> EXERCISE DESCRIPTION
Copy out each line of the material in which the word "productivity" appears.

> RECORD SET
::::::
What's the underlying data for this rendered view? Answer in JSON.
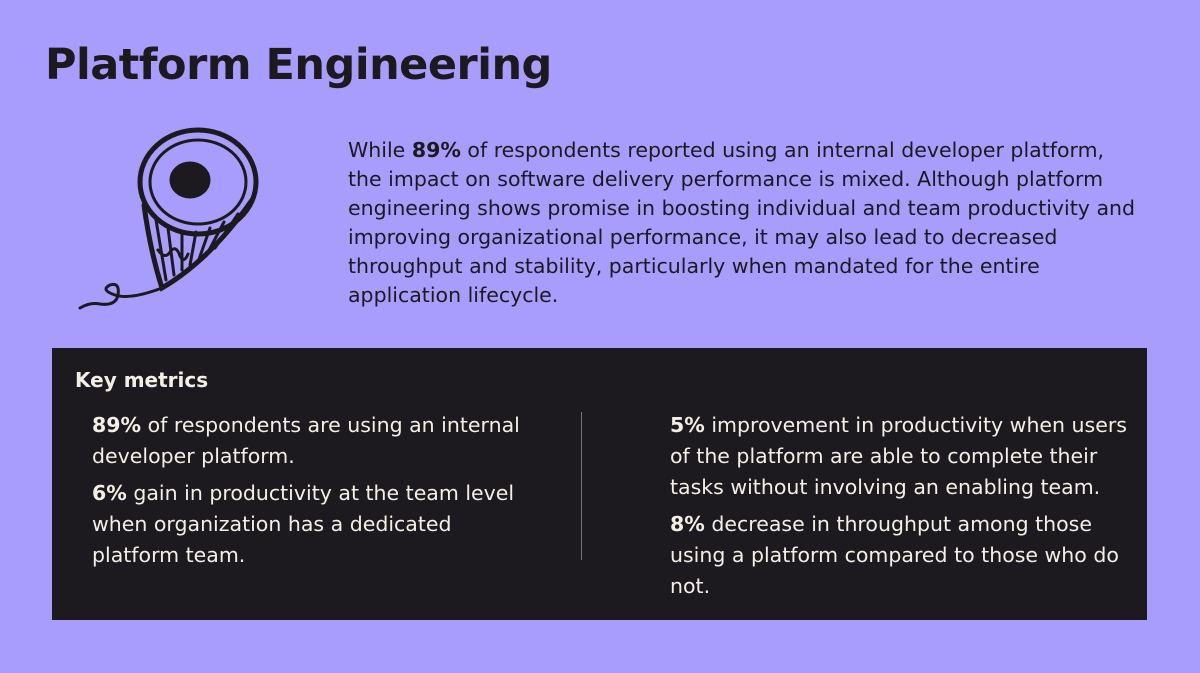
{
  "title": "Platform Engineering",
  "intro": {
    "before": "While",
    "bold": "89%",
    "after": "of respondents reported using an internal developer platform, the impact on software delivery performance is mixed. Although platform engineering shows promise in boosting individual and team productivity and improving organizational performance, it may also lead to decreased throughput and stability, particularly when mandated for the entire application lifecycle."
  },
  "metrics": {
    "heading": "Key metrics",
    "left": [
      {
        "bold": "89%",
        "text": "of respondents are using an internal developer platform."
      },
      {
        "bold": "6%",
        "text": "gain in productivity at the team level when organization has a dedicated platform team."
      }
    ],
    "right": [
      {
        "bold": "5%",
        "text": "improvement in productivity when users of the platform are able to complete their tasks without involving an enabling team."
      },
      {
        "bold": "8%",
        "text": "decrease in throughput among those using a platform compared to those who do not."
      }
    ]
  }
}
::::::
> EXPECTED ANSWER
    "after": "of respondents reported using an internal developer platform, the impact on software delivery performance is mixed. Although platform engineering shows promise in boosting individual and team productivity and improving organizational performance, it may also lead to decreased throughput and stability, particularly when mandated for the entire application lifecycle."
        "text": "gain in productivity at the team level when organization has a dedicated platform team."
        "text": "improvement in productivity when users of the platform are able to complete their tasks without involving an enabling team."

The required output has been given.